Work to be completed:
Return the material exactly as supplied, apart from the pictures, which are omitted.

┄┄┄┄┄┄┄┄┄┄

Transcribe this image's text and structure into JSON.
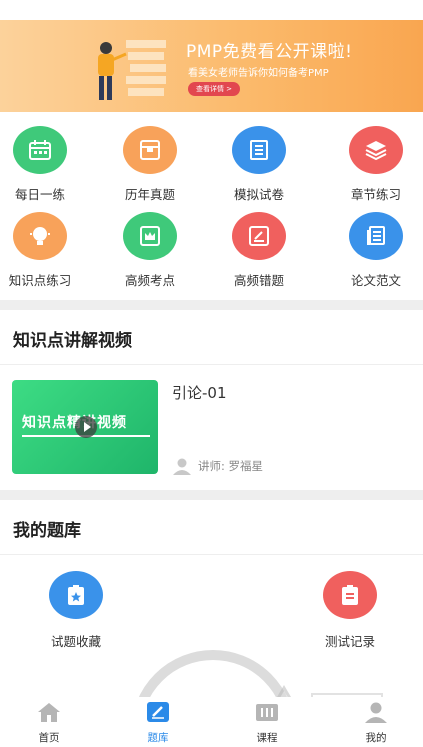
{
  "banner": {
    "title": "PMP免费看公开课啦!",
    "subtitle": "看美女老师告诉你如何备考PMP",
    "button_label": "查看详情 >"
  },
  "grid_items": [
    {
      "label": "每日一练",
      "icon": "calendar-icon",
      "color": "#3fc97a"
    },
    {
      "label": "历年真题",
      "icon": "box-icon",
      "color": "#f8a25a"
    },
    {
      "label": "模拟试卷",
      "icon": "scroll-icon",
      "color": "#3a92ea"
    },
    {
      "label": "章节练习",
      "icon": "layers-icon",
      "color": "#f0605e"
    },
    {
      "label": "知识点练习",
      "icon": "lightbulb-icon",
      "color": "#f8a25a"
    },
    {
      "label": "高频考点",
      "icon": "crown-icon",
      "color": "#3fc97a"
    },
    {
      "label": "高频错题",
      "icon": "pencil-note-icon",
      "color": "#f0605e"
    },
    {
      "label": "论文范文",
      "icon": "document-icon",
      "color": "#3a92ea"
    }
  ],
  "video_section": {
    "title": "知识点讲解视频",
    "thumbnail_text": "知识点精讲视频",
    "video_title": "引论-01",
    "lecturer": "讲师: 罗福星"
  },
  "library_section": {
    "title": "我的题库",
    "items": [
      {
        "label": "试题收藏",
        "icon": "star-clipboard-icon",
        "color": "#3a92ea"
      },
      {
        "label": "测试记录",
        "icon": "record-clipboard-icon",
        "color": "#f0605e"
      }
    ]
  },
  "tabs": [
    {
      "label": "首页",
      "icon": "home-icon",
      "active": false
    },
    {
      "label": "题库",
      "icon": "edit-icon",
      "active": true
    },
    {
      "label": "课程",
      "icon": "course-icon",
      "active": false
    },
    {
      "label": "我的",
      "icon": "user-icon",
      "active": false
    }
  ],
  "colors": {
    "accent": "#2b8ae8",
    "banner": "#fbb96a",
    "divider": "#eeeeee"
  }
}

┄┄┄┄┄┄┄┄┄┄

Result for this exercise:
Transcribe this image's text and structure into JSON.
{
  "banner": {
    "title": "PMP免费看公开课啦!",
    "subtitle": "看美女老师告诉你如何备考PMP",
    "button_label": "查看详情 >"
  },
  "grid_items": [
    {
      "label": "每日一练",
      "icon": "calendar-icon",
      "color": "#3fc97a"
    },
    {
      "label": "历年真题",
      "icon": "box-icon",
      "color": "#f8a25a"
    },
    {
      "label": "模拟试卷",
      "icon": "scroll-icon",
      "color": "#3a92ea"
    },
    {
      "label": "章节练习",
      "icon": "layers-icon",
      "color": "#f0605e"
    },
    {
      "label": "知识点练习",
      "icon": "lightbulb-icon",
      "color": "#f8a25a"
    },
    {
      "label": "高频考点",
      "icon": "crown-icon",
      "color": "#3fc97a"
    },
    {
      "label": "高频错题",
      "icon": "pencil-note-icon",
      "color": "#f0605e"
    },
    {
      "label": "论文范文",
      "icon": "document-icon",
      "color": "#3a92ea"
    }
  ],
  "video_section": {
    "title": "知识点讲解视频",
    "thumbnail_text": "知识点精讲视频",
    "video_title": "引论-01",
    "lecturer": "讲师: 罗福星"
  },
  "library_section": {
    "title": "我的题库",
    "items": [
      {
        "label": "试题收藏",
        "icon": "star-clipboard-icon",
        "color": "#3a92ea"
      },
      {
        "label": "测试记录",
        "icon": "record-clipboard-icon",
        "color": "#f0605e"
      }
    ]
  },
  "tabs": [
    {
      "label": "首页",
      "icon": "home-icon",
      "active": false
    },
    {
      "label": "题库",
      "icon": "edit-icon",
      "active": true
    },
    {
      "label": "课程",
      "icon": "course-icon",
      "active": false
    },
    {
      "label": "我的",
      "icon": "user-icon",
      "active": false
    }
  ],
  "colors": {
    "accent": "#2b8ae8",
    "banner": "#fbb96a",
    "divider": "#eeeeee"
  }
}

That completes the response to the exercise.